** Begin Provided passage **
In this work, we have prepared hierarchical core/shell structures of ZnO nanorod@CoMoO4 nanoplates (ZnO@CoMoO4) on Ni foam for their supercapacitor applications via a two-step hydrothermal process followed by a calcination treatment. ZnO@CoMoO4 core/shell electrode materials not only retain the advantages of CoMoO4, such as the multiple valence states, environmentally benign nature, affordable cost, and natural abundance, but also improve the electron conductivity of the overall electrode. Meanwhile, the ZnO nanorod arrays serve as a scaffold, providing large surface area for the growth of CoMoO4 nanoplates. Moreover, the CoMoO4 nanoplates with large specific surface area can be beneficial for the improvement of areal specific capacitance. The ZnO nanorod arrays could also prevent the conventional aggregation of active materials that degrade the cycle stability. Here, this hierarchical core/shell structures of ZnO@CoMoO4 exhibits a high areal specific capacitance of 1.52 F cm−2 (1169 F g−1) at the current density of 2 mA cm−2, and an excellent cycle stability with 109% retention after 5000 cycles at a scan rate of 50 mV s−1. Thus, these hierarchical ZnO@CoMoO4 core/shell structures can be expected to be a promising candidate for supercapacitor applications.

2. Experimental section

2.1 Preparation of ZnO nanorod arrays on Ni foam

In this experiment, all the chemicals were analytical grade and were used without further purification. Ahead of the experiment, the Ni foam substrate (1 × 1 cm2) was ultrasonically washed with ethanol and water for 20 min each and then soaked in 0.5 M KMnO4 for 30 min to form a seed layer. The reaction solution was prepared by mixing 0.015 M zinc nitrate hexahydrate and 0.015 M hexamethylenetetramine (HMTA) together with 4 mL of ammonia in 100 mL of distilled water under constant magnetic stirring for 30 min. The Ni foam substrate was then dipped into the reaction solution and kept at 90 °C for 24 h. After the reaction, the Ni foam coated with white products was washed with deionized water, and thus the ZnO nanorods were obtained.

2.2 Preparation of ZnO nanorod@CoMoO4 nanoplates

The ZnO nanorods prepared as described above were used as the scaffold for the growth of CoMoO4 via a facile hydrothermal method. First, 1 mmol of CoCl2·6H2O and 1 mmol of Na2MoO4·7H2O were dissolved in 50 mL of distilled water under constant magnetic stirring for 30 min. Second, the above solution was transferred into autoclave liner, and the as-prepared ZnO nanorods (substrate) was immersed into the reaction solution. Finally, the solution was sealed in a stainless steel autoclave and maintained at 150 °C for 5 h. After the reaction, in order to remove the residuals, the Ni foam substrate with light pink color was washed with deionized water for a few minutes and then dried at 60 °C for 12 h. Afterward, the sample was annealed at 300 °C for 2 h in air, and thus the ZnO nanorod@CoMoO4 nanoplates were obtained. For comparison, we also prepared pure CoMoO4 (without a ZnO nanorod) using the same method under the same conditions.
** End Provided passage **
** Begin Record set **
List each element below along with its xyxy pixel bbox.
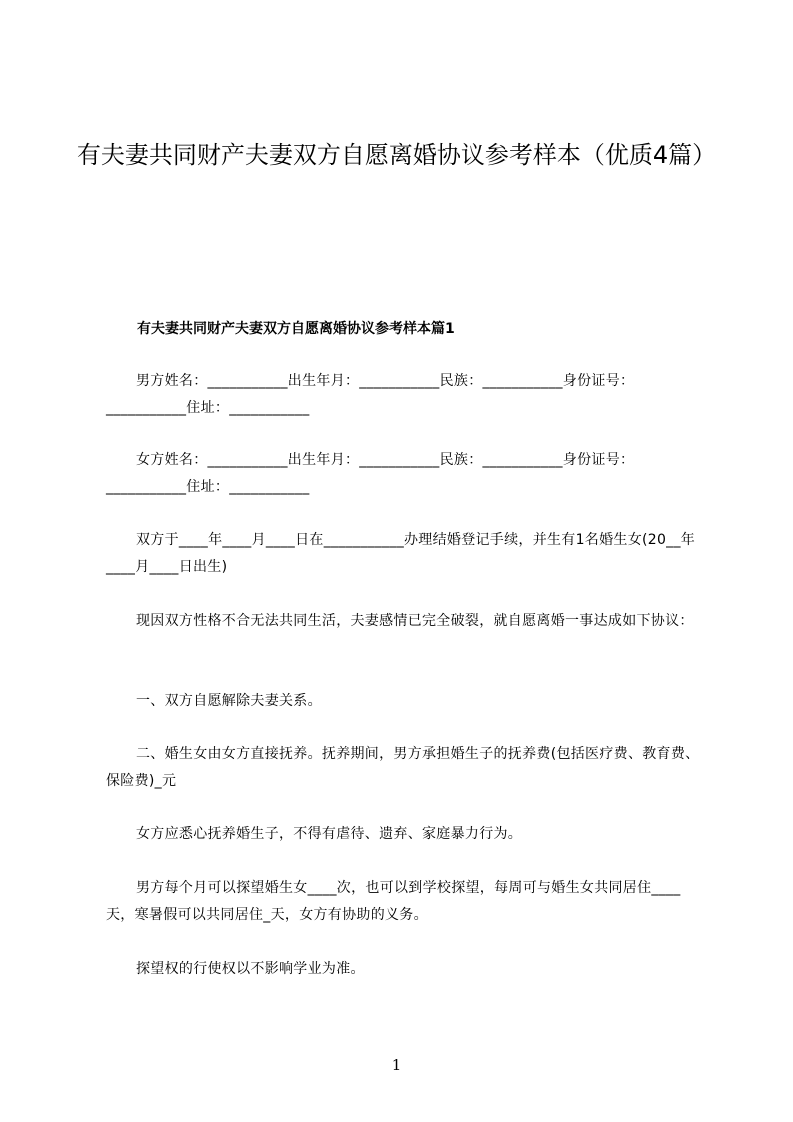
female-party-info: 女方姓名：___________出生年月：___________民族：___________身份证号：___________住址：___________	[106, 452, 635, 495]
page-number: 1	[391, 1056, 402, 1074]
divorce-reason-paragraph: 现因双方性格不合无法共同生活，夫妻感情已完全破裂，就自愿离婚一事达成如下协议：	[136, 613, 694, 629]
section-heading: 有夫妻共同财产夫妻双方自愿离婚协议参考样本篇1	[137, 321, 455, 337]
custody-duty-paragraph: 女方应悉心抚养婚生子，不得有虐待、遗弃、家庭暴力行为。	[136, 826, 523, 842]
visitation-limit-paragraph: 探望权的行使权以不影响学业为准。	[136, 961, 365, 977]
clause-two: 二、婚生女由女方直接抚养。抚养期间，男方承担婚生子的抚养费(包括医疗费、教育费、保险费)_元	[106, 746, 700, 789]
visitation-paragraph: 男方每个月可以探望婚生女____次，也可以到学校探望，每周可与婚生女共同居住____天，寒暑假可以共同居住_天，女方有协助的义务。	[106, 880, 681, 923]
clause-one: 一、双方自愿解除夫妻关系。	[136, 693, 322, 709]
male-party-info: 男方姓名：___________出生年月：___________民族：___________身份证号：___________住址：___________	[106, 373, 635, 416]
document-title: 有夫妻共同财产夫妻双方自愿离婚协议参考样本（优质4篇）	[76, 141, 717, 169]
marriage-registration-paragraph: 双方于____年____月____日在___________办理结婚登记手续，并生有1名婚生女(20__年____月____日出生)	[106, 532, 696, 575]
** End Record set **
Short exercise:
Answer these from the passage on ZnO@CoMoO4 electrodes:
1. At what temperature and for how long was the Ni foam kept in the reaction solution to grow the ZnO nanorods?
2. What color was the Ni foam substrate after the CoMoO4 hydrothermal reaction?
3. What capacitance retention did the ZnO@CoMoO4 structure show after 5000 cycles?

Expected output:
1. 90 °C for 24 h
2. Light pink
3. 109%